_What the task requires_
Restate the entries word for word, omitting nothing.

**********

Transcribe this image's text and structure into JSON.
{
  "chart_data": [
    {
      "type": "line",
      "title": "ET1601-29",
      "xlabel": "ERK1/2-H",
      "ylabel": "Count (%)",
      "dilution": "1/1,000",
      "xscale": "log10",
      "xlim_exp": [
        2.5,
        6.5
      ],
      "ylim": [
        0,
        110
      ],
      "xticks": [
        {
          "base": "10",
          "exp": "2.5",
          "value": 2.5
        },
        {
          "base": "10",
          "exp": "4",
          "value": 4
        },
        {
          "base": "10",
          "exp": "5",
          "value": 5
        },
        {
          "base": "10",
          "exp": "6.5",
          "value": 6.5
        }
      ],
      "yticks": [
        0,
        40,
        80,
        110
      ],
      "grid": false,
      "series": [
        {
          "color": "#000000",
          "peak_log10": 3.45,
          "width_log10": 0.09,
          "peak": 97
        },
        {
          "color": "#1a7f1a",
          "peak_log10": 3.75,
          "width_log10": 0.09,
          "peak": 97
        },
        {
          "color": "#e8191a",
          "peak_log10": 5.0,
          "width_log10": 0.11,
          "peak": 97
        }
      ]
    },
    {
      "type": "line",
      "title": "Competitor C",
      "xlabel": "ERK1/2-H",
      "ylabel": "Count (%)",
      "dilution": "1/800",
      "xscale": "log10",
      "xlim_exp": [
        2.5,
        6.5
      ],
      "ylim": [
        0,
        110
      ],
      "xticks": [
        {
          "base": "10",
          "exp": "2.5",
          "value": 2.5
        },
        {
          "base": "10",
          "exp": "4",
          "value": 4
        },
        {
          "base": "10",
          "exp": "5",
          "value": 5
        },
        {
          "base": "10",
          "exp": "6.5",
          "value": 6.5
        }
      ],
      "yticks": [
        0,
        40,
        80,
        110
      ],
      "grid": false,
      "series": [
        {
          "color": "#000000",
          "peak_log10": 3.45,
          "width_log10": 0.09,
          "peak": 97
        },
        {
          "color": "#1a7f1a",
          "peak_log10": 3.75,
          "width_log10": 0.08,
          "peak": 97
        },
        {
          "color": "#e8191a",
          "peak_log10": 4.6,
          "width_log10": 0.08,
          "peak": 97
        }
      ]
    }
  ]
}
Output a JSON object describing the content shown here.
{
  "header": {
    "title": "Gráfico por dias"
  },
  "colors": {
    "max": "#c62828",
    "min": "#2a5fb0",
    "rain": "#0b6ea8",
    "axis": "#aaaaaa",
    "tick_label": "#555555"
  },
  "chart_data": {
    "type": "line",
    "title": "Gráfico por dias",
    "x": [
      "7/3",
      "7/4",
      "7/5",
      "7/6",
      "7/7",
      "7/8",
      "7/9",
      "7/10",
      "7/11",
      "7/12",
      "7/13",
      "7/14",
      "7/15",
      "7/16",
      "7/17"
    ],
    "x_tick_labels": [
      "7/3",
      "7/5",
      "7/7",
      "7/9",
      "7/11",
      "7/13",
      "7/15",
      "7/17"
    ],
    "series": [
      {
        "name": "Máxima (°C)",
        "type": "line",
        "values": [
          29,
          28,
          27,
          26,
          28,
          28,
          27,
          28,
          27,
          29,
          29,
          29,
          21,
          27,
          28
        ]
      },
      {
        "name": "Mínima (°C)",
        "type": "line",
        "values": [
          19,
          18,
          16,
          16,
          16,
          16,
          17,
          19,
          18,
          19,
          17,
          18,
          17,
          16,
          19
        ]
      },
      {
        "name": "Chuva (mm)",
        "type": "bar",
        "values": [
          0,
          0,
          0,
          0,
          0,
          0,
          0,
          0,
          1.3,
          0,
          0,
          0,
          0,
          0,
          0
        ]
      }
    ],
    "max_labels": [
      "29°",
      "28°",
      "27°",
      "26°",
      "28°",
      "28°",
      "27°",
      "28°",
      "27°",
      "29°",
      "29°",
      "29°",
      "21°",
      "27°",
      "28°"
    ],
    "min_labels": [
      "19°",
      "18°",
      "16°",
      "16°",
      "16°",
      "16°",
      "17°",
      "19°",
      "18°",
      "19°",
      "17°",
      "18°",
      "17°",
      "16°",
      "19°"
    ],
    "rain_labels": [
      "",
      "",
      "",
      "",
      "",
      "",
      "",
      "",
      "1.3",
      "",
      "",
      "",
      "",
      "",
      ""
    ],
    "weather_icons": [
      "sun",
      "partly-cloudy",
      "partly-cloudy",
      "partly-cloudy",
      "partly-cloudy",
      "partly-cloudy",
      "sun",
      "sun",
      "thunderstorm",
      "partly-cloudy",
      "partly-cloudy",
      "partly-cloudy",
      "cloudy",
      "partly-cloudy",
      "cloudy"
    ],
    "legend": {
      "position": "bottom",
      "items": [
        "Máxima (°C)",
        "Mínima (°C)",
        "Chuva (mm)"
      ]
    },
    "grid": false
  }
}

**********

_Solved exercise_
Transcribe this image's text and structure into JSON.
{
  "chart_data": [
    {
      "type": "line",
      "title": "ET1601-29",
      "xlabel": "ERK1/2-H",
      "ylabel": "Count (%)",
      "dilution": "1/1,000",
      "xscale": "log10",
      "xlim_exp": [
        2.5,
        6.5
      ],
      "ylim": [
        0,
        110
      ],
      "xticks": [
        {
          "base": "10",
          "exp": "2.5",
          "value": 2.5
        },
        {
          "base": "10",
          "exp": "4",
          "value": 4
        },
        {
          "base": "10",
          "exp": "5",
          "value": 5
        },
        {
          "base": "10",
          "exp": "6.5",
          "value": 6.5
        }
      ],
      "yticks": [
        0,
        40,
        80,
        110
      ],
      "grid": false,
      "series": [
        {
          "color": "#000000",
          "peak_log10": 3.45,
          "width_log10": 0.09,
          "peak": 97
        },
        {
          "color": "#1a7f1a",
          "peak_log10": 3.75,
          "width_log10": 0.09,
          "peak": 97
        },
        {
          "color": "#e8191a",
          "peak_log10": 5.0,
          "width_log10": 0.11,
          "peak": 97
        }
      ]
    },
    {
      "type": "line",
      "title": "Competitor C",
      "xlabel": "ERK1/2-H",
      "ylabel": "Count (%)",
      "dilution": "1/800",
      "xscale": "log10",
      "xlim_exp": [
        2.5,
        6.5
      ],
      "ylim": [
        0,
        110
      ],
      "xticks": [
        {
          "base": "10",
          "exp": "2.5",
          "value": 2.5
        },
        {
          "base": "10",
          "exp": "4",
          "value": 4
        },
        {
          "base": "10",
          "exp": "5",
          "value": 5
        },
        {
          "base": "10",
          "exp": "6.5",
          "value": 6.5
        }
      ],
      "yticks": [
        0,
        40,
        80,
        110
      ],
      "grid": false,
      "series": [
        {
          "color": "#000000",
          "peak_log10": 3.45,
          "width_log10": 0.09,
          "peak": 97
        },
        {
          "color": "#1a7f1a",
          "peak_log10": 3.75,
          "width_log10": 0.08,
          "peak": 97
        },
        {
          "color": "#e8191a",
          "peak_log10": 4.6,
          "width_log10": 0.08,
          "peak": 97
        }
      ]
    }
  ]
}
Output a JSON object describing the content shown here.
{
  "header": {
    "title": "Gráfico por dias"
  },
  "colors": {
    "max": "#c62828",
    "min": "#2a5fb0",
    "rain": "#0b6ea8",
    "axis": "#aaaaaa",
    "tick_label": "#555555"
  },
  "chart_data": {
    "type": "line",
    "title": "Gráfico por dias",
    "x": [
      "7/3",
      "7/4",
      "7/5",
      "7/6",
      "7/7",
      "7/8",
      "7/9",
      "7/10",
      "7/11",
      "7/12",
      "7/13",
      "7/14",
      "7/15",
      "7/16",
      "7/17"
    ],
    "x_tick_labels": [
      "7/3",
      "7/5",
      "7/7",
      "7/9",
      "7/11",
      "7/13",
      "7/15",
      "7/17"
    ],
    "series": [
      {
        "name": "Máxima (°C)",
        "type": "line",
        "values": [
          29,
          28,
          27,
          26,
          28,
          28,
          27,
          28,
          27,
          29,
          29,
          29,
          21,
          27,
          28
        ]
      },
      {
        "name": "Mínima (°C)",
        "type": "line",
        "values": [
          19,
          18,
          16,
          16,
          16,
          16,
          17,
          19,
          18,
          19,
          17,
          18,
          17,
          16,
          19
        ]
      },
      {
        "name": "Chuva (mm)",
        "type": "bar",
        "values": [
          0,
          0,
          0,
          0,
          0,
          0,
          0,
          0,
          1.3,
          0,
          0,
          0,
          0,
          0,
          0
        ]
      }
    ],
    "max_labels": [
      "29°",
      "28°",
      "27°",
      "26°",
      "28°",
      "28°",
      "27°",
      "28°",
      "27°",
      "29°",
      "29°",
      "29°",
      "21°",
      "27°",
      "28°"
    ],
    "min_labels": [
      "19°",
      "18°",
      "16°",
      "16°",
      "16°",
      "16°",
      "17°",
      "19°",
      "18°",
      "19°",
      "17°",
      "18°",
      "17°",
      "16°",
      "19°"
    ],
    "rain_labels": [
      "",
      "",
      "",
      "",
      "",
      "",
      "",
      "",
      "1.3",
      "",
      "",
      "",
      "",
      "",
      ""
    ],
    "weather_icons": [
      "sun",
      "partly-cloudy",
      "partly-cloudy",
      "partly-cloudy",
      "partly-cloudy",
      "partly-cloudy",
      "sun",
      "sun",
      "thunderstorm",
      "partly-cloudy",
      "partly-cloudy",
      "partly-cloudy",
      "cloudy",
      "partly-cloudy",
      "cloudy"
    ],
    "legend": {
      "position": "bottom",
      "items": [
        "Máxima (°C)",
        "Mínima (°C)",
        "Chuva (mm)"
      ]
    },
    "grid": false
  }
}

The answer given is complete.